THE REQUEST — Write out every entry exactly as given, but omit the pictures.

AVAILABLE DATA —
--------------------------------------------------
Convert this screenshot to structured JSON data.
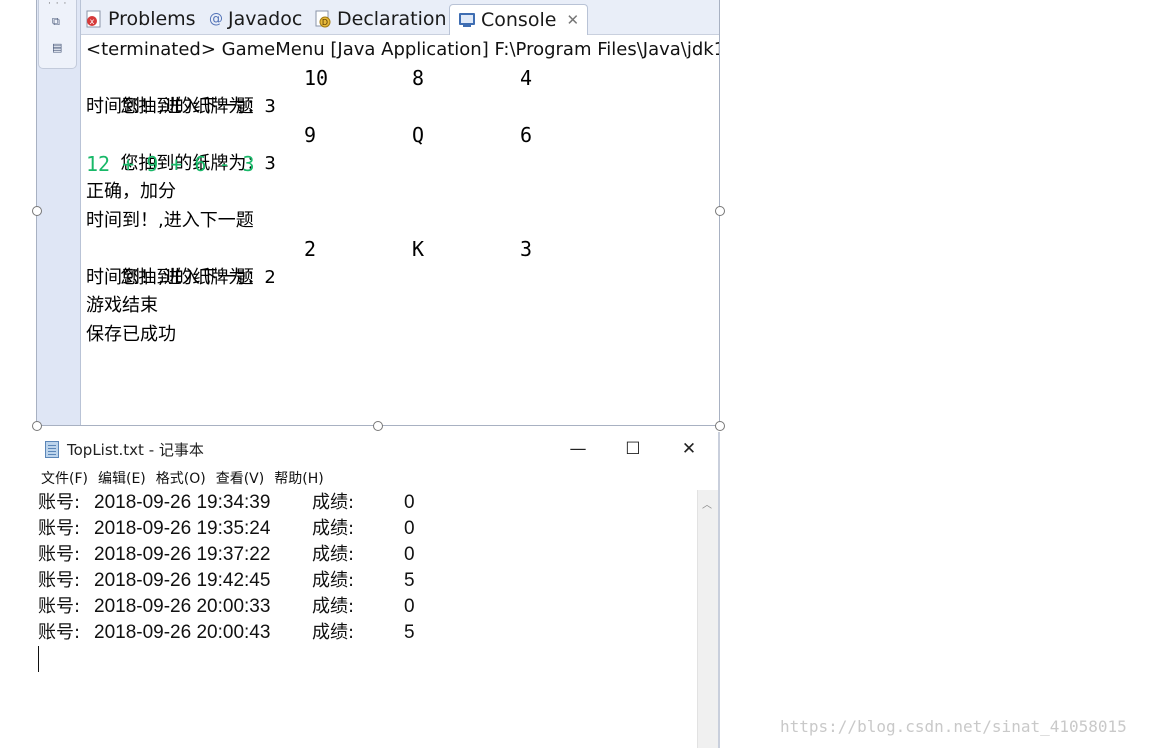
{
  "eclipse": {
    "tabs": [
      {
        "label": "Problems",
        "icon": "problems-icon"
      },
      {
        "label": "Javadoc",
        "icon": "javadoc-icon"
      },
      {
        "label": "Declaration",
        "icon": "declaration-icon"
      },
      {
        "label": "Console",
        "icon": "console-icon",
        "active": true
      }
    ],
    "console_header": "<terminated> GameMenu [Java Application] F:\\Program Files\\Java\\jdk1",
    "console_lines": [
      {
        "text": "您抽到的纸牌为：3",
        "cells": [
          "10",
          "8",
          "4"
        ]
      },
      {
        "text": "时间到！,进入下一题"
      },
      {
        "text": "您抽到的纸牌为：3",
        "cells": [
          "9",
          "Q",
          "6"
        ]
      },
      {
        "text": "12 + 9 + 6 - 3",
        "color": "#18b868"
      },
      {
        "text": "正确，加分"
      },
      {
        "text": "时间到！,进入下一题"
      },
      {
        "text": "您抽到的纸牌为：2",
        "cells": [
          "2",
          "K",
          "3"
        ]
      },
      {
        "text": "时间到！,进入下一题"
      },
      {
        "text": "游戏结束"
      },
      {
        "text": "保存已成功"
      }
    ]
  },
  "notepad": {
    "title": "TopList.txt - 记事本",
    "window_controls": {
      "minimize": "—",
      "maximize": "☐",
      "close": "✕"
    },
    "menu": [
      "文件(F)",
      "编辑(E)",
      "格式(O)",
      "查看(V)",
      "帮助(H)"
    ],
    "account_label": "账号:",
    "score_label": "成绩:",
    "rows": [
      {
        "datetime": "2018-09-26 19:34:39",
        "score": "0"
      },
      {
        "datetime": "2018-09-26 19:35:24",
        "score": "0"
      },
      {
        "datetime": "2018-09-26 19:37:22",
        "score": "0"
      },
      {
        "datetime": "2018-09-26 19:42:45",
        "score": "5"
      },
      {
        "datetime": "2018-09-26 20:00:33",
        "score": "0"
      },
      {
        "datetime": "2018-09-26 20:00:43",
        "score": "5"
      }
    ]
  },
  "watermark": "https://blog.csdn.net/sinat_41058015"
}
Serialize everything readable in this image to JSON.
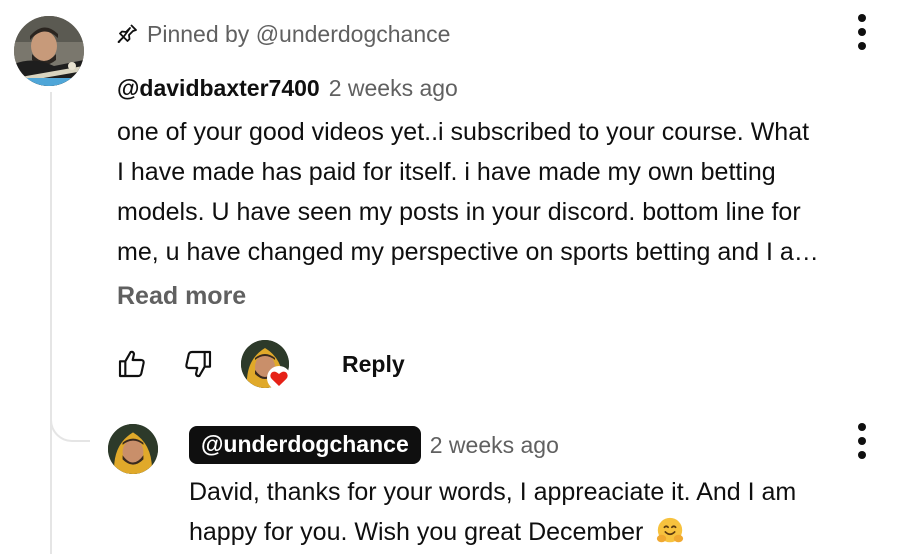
{
  "comment": {
    "pinned_label": "Pinned by @underdogchance",
    "author": "@davidbaxter7400",
    "time": "2 weeks ago",
    "text_lines": [
      "one of your good videos yet..i subscribed  to your course.  What",
      "I have made has paid for itself.   i have made my own betting",
      "models.  U have seen my posts in your discord.  bottom line for",
      "me, u have changed my perspective on sports betting and I a…"
    ],
    "read_more": "Read more",
    "reply_label": "Reply",
    "icons": {
      "pin": "pin-icon",
      "like": "thumbs-up-icon",
      "dislike": "thumbs-down-icon",
      "hearted": "creator-heart-icon",
      "menu": "more-vert-icon"
    }
  },
  "reply": {
    "author": "@underdogchance",
    "time": "2 weeks ago",
    "text_lines": [
      "David, thanks for your words, I appreaciate it. And I am",
      "happy for you. Wish you great December"
    ],
    "emoji": "hugging-face-emoji"
  },
  "colors": {
    "text": "#0f0f0f",
    "secondary": "#606060",
    "heart": "#e62117",
    "owner_badge_bg": "#0f0f0f",
    "thread_line": "#e5e5e5"
  }
}
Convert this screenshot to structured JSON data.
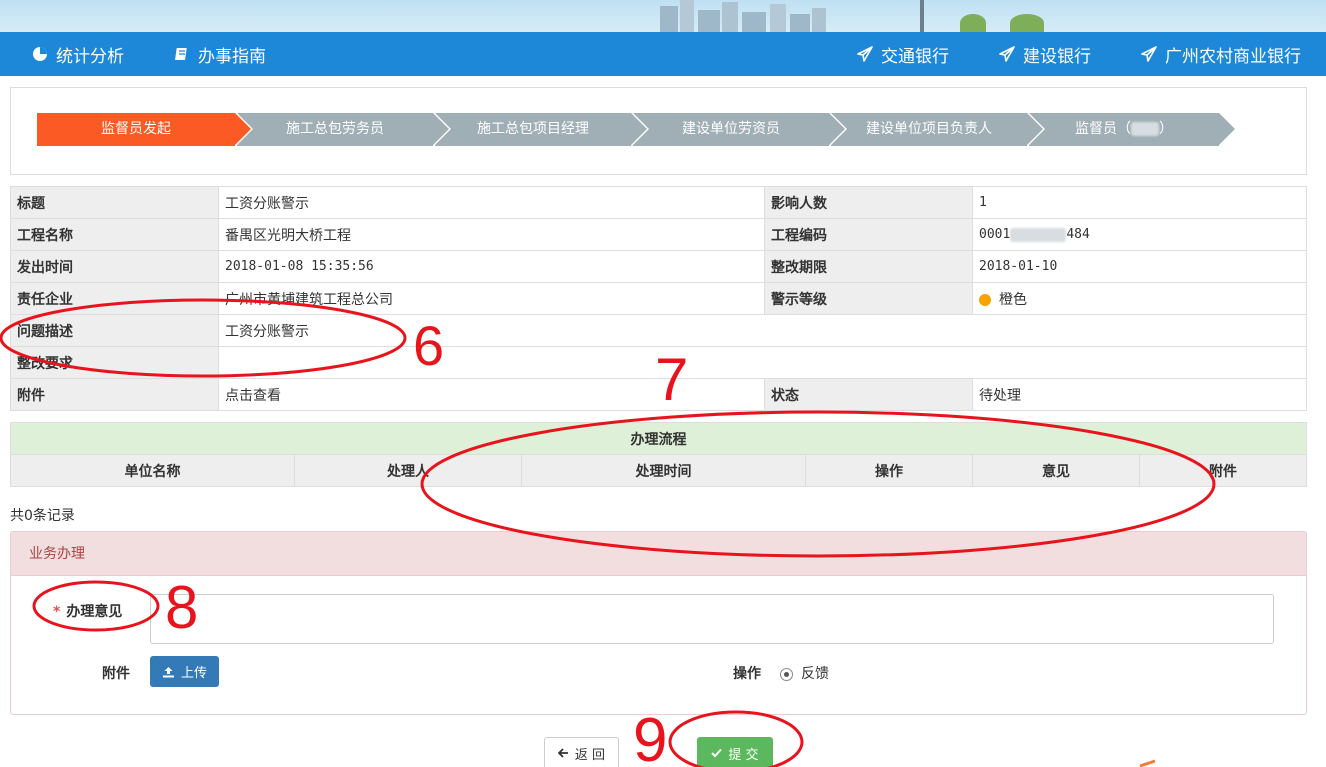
{
  "nav": {
    "left": [
      {
        "label": "统计分析",
        "icon": "chart-pie-icon"
      },
      {
        "label": "办事指南",
        "icon": "book-icon"
      }
    ],
    "right": [
      {
        "label": "交通银行",
        "icon": "send-icon"
      },
      {
        "label": "建设银行",
        "icon": "send-icon"
      },
      {
        "label": "广州农村商业银行",
        "icon": "send-icon"
      }
    ]
  },
  "steps": [
    {
      "label": "监督员发起",
      "state": "active"
    },
    {
      "label": "施工总包劳务员",
      "state": "pending"
    },
    {
      "label": "施工总包项目经理",
      "state": "pending"
    },
    {
      "label": "建设单位劳资员",
      "state": "pending"
    },
    {
      "label": "建设单位项目负责人",
      "state": "pending"
    },
    {
      "label_prefix": "监督员（",
      "label_suffix": "）",
      "state": "pending"
    }
  ],
  "info": {
    "title_label": "标题",
    "title_value": "工资分账警示",
    "affected_label": "影响人数",
    "affected_value": "1",
    "project_name_label": "工程名称",
    "project_name_value": "番禺区光明大桥工程",
    "project_code_label": "工程编码",
    "project_code_prefix": "0001",
    "project_code_suffix": "484",
    "issued_label": "发出时间",
    "issued_value": "2018-01-08 15:35:56",
    "deadline_label": "整改期限",
    "deadline_value": "2018-01-10",
    "company_label": "责任企业",
    "company_value": "广州市黄埔建筑工程总公司",
    "level_label": "警示等级",
    "level_value": "橙色",
    "level_color": "#f5a300",
    "problem_label": "问题描述",
    "problem_value": "工资分账警示",
    "requirement_label": "整改要求",
    "requirement_value": "",
    "attachment_label": "附件",
    "attachment_value": "点击查看",
    "status_label": "状态",
    "status_value": "待处理"
  },
  "process": {
    "title": "办理流程",
    "columns": [
      "单位名称",
      "处理人",
      "处理时间",
      "操作",
      "意见",
      "附件"
    ],
    "records_text": "共0条记录"
  },
  "business": {
    "panel_title": "业务办理",
    "opinion_required_mark": "*",
    "opinion_label": "办理意见",
    "attachment_label": "附件",
    "upload_label": "上传",
    "operation_label": "操作",
    "operation_option": "反馈"
  },
  "buttons": {
    "back_label": "返 回",
    "submit_label": "提 交"
  },
  "annotations": {
    "numbers": [
      "6",
      "7",
      "8",
      "9"
    ],
    "color": "#e8141d"
  }
}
--------------------------------------------------
ANSWER TO THIS PROBLEM —
Convert this screenshot to structured JSON data.
{
  "eclipse": {
    "tabs": [
      {
        "label": "Problems",
        "icon": "problems-icon"
      },
      {
        "label": "Javadoc",
        "icon": "javadoc-icon"
      },
      {
        "label": "Declaration",
        "icon": "declaration-icon"
      },
      {
        "label": "Console",
        "icon": "console-icon",
        "active": true
      }
    ],
    "console_header": "<terminated> GameMenu [Java Application] F:\\Program Files\\Java\\jdk1",
    "console_lines": [
      {
        "text": "您抽到的纸牌为：3",
        "cells": [
          "10",
          "8",
          "4"
        ]
      },
      {
        "text": "时间到！,进入下一题"
      },
      {
        "text": "您抽到的纸牌为：3",
        "cells": [
          "9",
          "Q",
          "6"
        ]
      },
      {
        "text": "12 + 9 + 6 - 3",
        "color": "#18b868"
      },
      {
        "text": "正确，加分"
      },
      {
        "text": "时间到！,进入下一题"
      },
      {
        "text": "您抽到的纸牌为：2",
        "cells": [
          "2",
          "K",
          "3"
        ]
      },
      {
        "text": "时间到！,进入下一题"
      },
      {
        "text": "游戏结束"
      },
      {
        "text": "保存已成功"
      }
    ]
  },
  "notepad": {
    "title": "TopList.txt - 记事本",
    "window_controls": {
      "minimize": "—",
      "maximize": "☐",
      "close": "✕"
    },
    "menu": [
      "文件(F)",
      "编辑(E)",
      "格式(O)",
      "查看(V)",
      "帮助(H)"
    ],
    "account_label": "账号:",
    "score_label": "成绩:",
    "rows": [
      {
        "datetime": "2018-09-26 19:34:39",
        "score": "0"
      },
      {
        "datetime": "2018-09-26 19:35:24",
        "score": "0"
      },
      {
        "datetime": "2018-09-26 19:37:22",
        "score": "0"
      },
      {
        "datetime": "2018-09-26 19:42:45",
        "score": "5"
      },
      {
        "datetime": "2018-09-26 20:00:33",
        "score": "0"
      },
      {
        "datetime": "2018-09-26 20:00:43",
        "score": "5"
      }
    ]
  },
  "watermark": "https://blog.csdn.net/sinat_41058015"
}
Serialize everything readable in this image to JSON.
{
  "comment": {
    "pinned_label": "Pinned by @underdogchance",
    "author": "@davidbaxter7400",
    "time": "2 weeks ago",
    "text_lines": [
      "one of your good videos yet..i subscribed  to your course.  What",
      "I have made has paid for itself.   i have made my own betting",
      "models.  U have seen my posts in your discord.  bottom line for",
      "me, u have changed my perspective on sports betting and I a…"
    ],
    "read_more": "Read more",
    "reply_label": "Reply",
    "icons": {
      "pin": "pin-icon",
      "like": "thumbs-up-icon",
      "dislike": "thumbs-down-icon",
      "hearted": "creator-heart-icon",
      "menu": "more-vert-icon"
    }
  },
  "reply": {
    "author": "@underdogchance",
    "time": "2 weeks ago",
    "text_lines": [
      "David, thanks for your words, I appreaciate it. And I am",
      "happy for you. Wish you great December"
    ],
    "emoji": "hugging-face-emoji"
  },
  "colors": {
    "text": "#0f0f0f",
    "secondary": "#606060",
    "heart": "#e62117",
    "owner_badge_bg": "#0f0f0f",
    "thread_line": "#e5e5e5"
  }
}
Convert this screenshot to structured JSON data.
{
  "nav": {
    "left": [
      {
        "label": "统计分析",
        "icon": "chart-pie-icon"
      },
      {
        "label": "办事指南",
        "icon": "book-icon"
      }
    ],
    "right": [
      {
        "label": "交通银行",
        "icon": "send-icon"
      },
      {
        "label": "建设银行",
        "icon": "send-icon"
      },
      {
        "label": "广州农村商业银行",
        "icon": "send-icon"
      }
    ]
  },
  "steps": [
    {
      "label": "监督员发起",
      "state": "active"
    },
    {
      "label": "施工总包劳务员",
      "state": "pending"
    },
    {
      "label": "施工总包项目经理",
      "state": "pending"
    },
    {
      "label": "建设单位劳资员",
      "state": "pending"
    },
    {
      "label": "建设单位项目负责人",
      "state": "pending"
    },
    {
      "label_prefix": "监督员（",
      "label_suffix": "）",
      "state": "pending"
    }
  ],
  "info": {
    "title_label": "标题",
    "title_value": "工资分账警示",
    "affected_label": "影响人数",
    "affected_value": "1",
    "project_name_label": "工程名称",
    "project_name_value": "番禺区光明大桥工程",
    "project_code_label": "工程编码",
    "project_code_prefix": "0001",
    "project_code_suffix": "484",
    "issued_label": "发出时间",
    "issued_value": "2018-01-08 15:35:56",
    "deadline_label": "整改期限",
    "deadline_value": "2018-01-10",
    "company_label": "责任企业",
    "company_value": "广州市黄埔建筑工程总公司",
    "level_label": "警示等级",
    "level_value": "橙色",
    "level_color": "#f5a300",
    "problem_label": "问题描述",
    "problem_value": "工资分账警示",
    "requirement_label": "整改要求",
    "requirement_value": "",
    "attachment_label": "附件",
    "attachment_value": "点击查看",
    "status_label": "状态",
    "status_value": "待处理"
  },
  "process": {
    "title": "办理流程",
    "columns": [
      "单位名称",
      "处理人",
      "处理时间",
      "操作",
      "意见",
      "附件"
    ],
    "records_text": "共0条记录"
  },
  "business": {
    "panel_title": "业务办理",
    "opinion_required_mark": "*",
    "opinion_label": "办理意见",
    "attachment_label": "附件",
    "upload_label": "上传",
    "operation_label": "操作",
    "operation_option": "反馈"
  },
  "buttons": {
    "back_label": "返 回",
    "submit_label": "提 交"
  },
  "annotations": {
    "numbers": [
      "6",
      "7",
      "8",
      "9"
    ],
    "color": "#e8141d"
  }
}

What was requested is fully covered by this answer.